### DIRECTIONS FOR THIS TASK
Restate every entry word for word.

### RECORDS FOR THE EXERCISE
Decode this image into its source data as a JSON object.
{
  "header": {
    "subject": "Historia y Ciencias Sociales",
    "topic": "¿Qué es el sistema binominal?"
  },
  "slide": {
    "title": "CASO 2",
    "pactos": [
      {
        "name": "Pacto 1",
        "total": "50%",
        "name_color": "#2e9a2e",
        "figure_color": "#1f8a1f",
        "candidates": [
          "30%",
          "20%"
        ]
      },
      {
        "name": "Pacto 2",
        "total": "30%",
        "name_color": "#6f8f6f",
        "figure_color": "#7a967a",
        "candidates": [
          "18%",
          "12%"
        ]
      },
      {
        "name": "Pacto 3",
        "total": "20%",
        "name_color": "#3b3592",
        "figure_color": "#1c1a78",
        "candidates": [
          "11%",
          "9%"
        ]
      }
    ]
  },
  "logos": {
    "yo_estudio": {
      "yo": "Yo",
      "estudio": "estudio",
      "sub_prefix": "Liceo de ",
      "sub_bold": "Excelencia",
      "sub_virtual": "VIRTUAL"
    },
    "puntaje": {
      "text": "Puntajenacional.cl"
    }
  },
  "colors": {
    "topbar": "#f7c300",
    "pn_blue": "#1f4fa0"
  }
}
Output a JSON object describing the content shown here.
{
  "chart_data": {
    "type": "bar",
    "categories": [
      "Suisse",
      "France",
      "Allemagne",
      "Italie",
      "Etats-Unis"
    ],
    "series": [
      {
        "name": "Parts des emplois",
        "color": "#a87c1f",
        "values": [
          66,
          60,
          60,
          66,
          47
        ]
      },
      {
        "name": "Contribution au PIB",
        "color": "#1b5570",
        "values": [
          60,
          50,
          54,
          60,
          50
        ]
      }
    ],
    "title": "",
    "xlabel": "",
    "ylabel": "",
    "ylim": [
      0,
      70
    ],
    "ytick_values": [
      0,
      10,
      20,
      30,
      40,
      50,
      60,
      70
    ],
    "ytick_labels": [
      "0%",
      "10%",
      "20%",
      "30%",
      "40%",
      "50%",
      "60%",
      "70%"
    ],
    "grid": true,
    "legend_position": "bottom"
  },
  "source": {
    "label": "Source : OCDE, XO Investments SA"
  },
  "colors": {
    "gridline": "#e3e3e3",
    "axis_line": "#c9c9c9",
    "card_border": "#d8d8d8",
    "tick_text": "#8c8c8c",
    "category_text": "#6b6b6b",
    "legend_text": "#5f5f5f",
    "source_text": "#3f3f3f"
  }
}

### SOLUTION
Decode this image into its source data as a JSON object.
{
  "header": {
    "subject": "Historia y Ciencias Sociales",
    "topic": "¿Qué es el sistema binominal?"
  },
  "slide": {
    "title": "CASO 2",
    "pactos": [
      {
        "name": "Pacto 1",
        "total": "50%",
        "name_color": "#2e9a2e",
        "figure_color": "#1f8a1f",
        "candidates": [
          "30%",
          "20%"
        ]
      },
      {
        "name": "Pacto 2",
        "total": "30%",
        "name_color": "#6f8f6f",
        "figure_color": "#7a967a",
        "candidates": [
          "18%",
          "12%"
        ]
      },
      {
        "name": "Pacto 3",
        "total": "20%",
        "name_color": "#3b3592",
        "figure_color": "#1c1a78",
        "candidates": [
          "11%",
          "9%"
        ]
      }
    ]
  },
  "logos": {
    "yo_estudio": {
      "yo": "Yo",
      "estudio": "estudio",
      "sub_prefix": "Liceo de ",
      "sub_bold": "Excelencia",
      "sub_virtual": "VIRTUAL"
    },
    "puntaje": {
      "text": "Puntajenacional.cl"
    }
  },
  "colors": {
    "topbar": "#f7c300",
    "pn_blue": "#1f4fa0"
  }
}
Output a JSON object describing the content shown here.
{
  "chart_data": {
    "type": "bar",
    "categories": [
      "Suisse",
      "France",
      "Allemagne",
      "Italie",
      "Etats-Unis"
    ],
    "series": [
      {
        "name": "Parts des emplois",
        "color": "#a87c1f",
        "values": [
          66,
          60,
          60,
          66,
          47
        ]
      },
      {
        "name": "Contribution au PIB",
        "color": "#1b5570",
        "values": [
          60,
          50,
          54,
          60,
          50
        ]
      }
    ],
    "title": "",
    "xlabel": "",
    "ylabel": "",
    "ylim": [
      0,
      70
    ],
    "ytick_values": [
      0,
      10,
      20,
      30,
      40,
      50,
      60,
      70
    ],
    "ytick_labels": [
      "0%",
      "10%",
      "20%",
      "30%",
      "40%",
      "50%",
      "60%",
      "70%"
    ],
    "grid": true,
    "legend_position": "bottom"
  },
  "source": {
    "label": "Source : OCDE, XO Investments SA"
  },
  "colors": {
    "gridline": "#e3e3e3",
    "axis_line": "#c9c9c9",
    "card_border": "#d8d8d8",
    "tick_text": "#8c8c8c",
    "category_text": "#6b6b6b",
    "legend_text": "#5f5f5f",
    "source_text": "#3f3f3f"
  }
}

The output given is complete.